> **OBJECTIVE**
Below are some records; retype all of them exactly.

> **SOURCE DATA**
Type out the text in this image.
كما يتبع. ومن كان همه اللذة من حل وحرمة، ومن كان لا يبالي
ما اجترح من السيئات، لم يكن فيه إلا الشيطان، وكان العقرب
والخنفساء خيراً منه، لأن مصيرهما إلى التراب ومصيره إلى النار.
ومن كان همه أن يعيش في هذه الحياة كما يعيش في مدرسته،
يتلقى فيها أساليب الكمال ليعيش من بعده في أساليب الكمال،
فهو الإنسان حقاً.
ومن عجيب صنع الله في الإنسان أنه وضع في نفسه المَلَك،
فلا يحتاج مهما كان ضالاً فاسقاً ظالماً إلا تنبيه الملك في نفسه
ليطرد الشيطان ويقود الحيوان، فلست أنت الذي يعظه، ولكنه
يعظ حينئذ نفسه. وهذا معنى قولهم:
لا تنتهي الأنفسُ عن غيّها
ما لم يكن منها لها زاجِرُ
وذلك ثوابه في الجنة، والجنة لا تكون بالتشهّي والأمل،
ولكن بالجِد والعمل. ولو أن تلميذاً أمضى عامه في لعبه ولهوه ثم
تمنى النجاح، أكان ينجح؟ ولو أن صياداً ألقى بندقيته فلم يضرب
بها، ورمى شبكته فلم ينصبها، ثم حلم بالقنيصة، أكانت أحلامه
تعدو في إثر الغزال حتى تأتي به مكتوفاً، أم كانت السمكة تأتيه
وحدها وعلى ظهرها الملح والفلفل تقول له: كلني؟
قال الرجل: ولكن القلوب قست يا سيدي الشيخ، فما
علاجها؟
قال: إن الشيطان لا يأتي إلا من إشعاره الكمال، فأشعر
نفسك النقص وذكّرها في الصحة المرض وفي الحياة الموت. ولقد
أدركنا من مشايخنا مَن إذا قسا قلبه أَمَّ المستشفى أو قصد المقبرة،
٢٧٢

> **CORRECT ANSWER**
Type out the text in this image.
كما يتبع. ومن كان همه اللذة من حل وحرمة، ومن كان لا يبالي
ما اجترح من السيئات، لم يكن فيه إلا الشيطان، وكان العقرب
والخنفساء خيراً منه، لأن مصيرهما إلى التراب ومصيره إلى النار.
ومن كان همه أن يعيش في هذه الحياة كما يعيش في مدرسته،
يتلقى فيها أساليب الكمال ليعيش من بعده في أساليب الكمال،
فهو الإنسان حقاً.
ومن عجيب صنع الله في الإنسان أنه وضع في نفسه المَلَك،
فلا يحتاج مهما كان ضالاً فاسقاً ظالماً إلا تنبيه الملك في نفسه
ليطرد الشيطان ويقود الحيوان، فلست أنت الذي يعظه، ولكنه
يعظ حينئذ نفسه. وهذا معنى قولهم:
لا تنتهي الأنفسُ عن غيّها
ما لم يكن منها لها زاجِرُ
وذلك ثوابه في الجنة، والجنة لا تكون بالتشهّي والأمل،
ولكن بالجِد والعمل. ولو أن تلميذاً أمضى عامه في لعبه ولهوه ثم
تمنى النجاح، أكان ينجح؟ ولو أن صياداً ألقى بندقيته فلم يضرب
بها، ورمى شبكته فلم ينصبها، ثم حلم بالقنيصة، أكانت أحلامه
تعدو في إثر الغزال حتى تأتي به مكتوفاً، أم كانت السمكة تأتيه
وحدها وعلى ظهرها الملح والفلفل تقول له: كلني؟
قال الرجل: ولكن القلوب قست يا سيدي الشيخ، فما
علاجها؟
قال: إن الشيطان لا يأتي إلا من إشعاره الكمال، فأشعر
نفسك النقص وذكّرها في الصحة المرض وفي الحياة الموت. ولقد
أدركنا من مشايخنا مَن إذا قسا قلبه أَمَّ المستشفى أو قصد المقبرة،
٢٧٢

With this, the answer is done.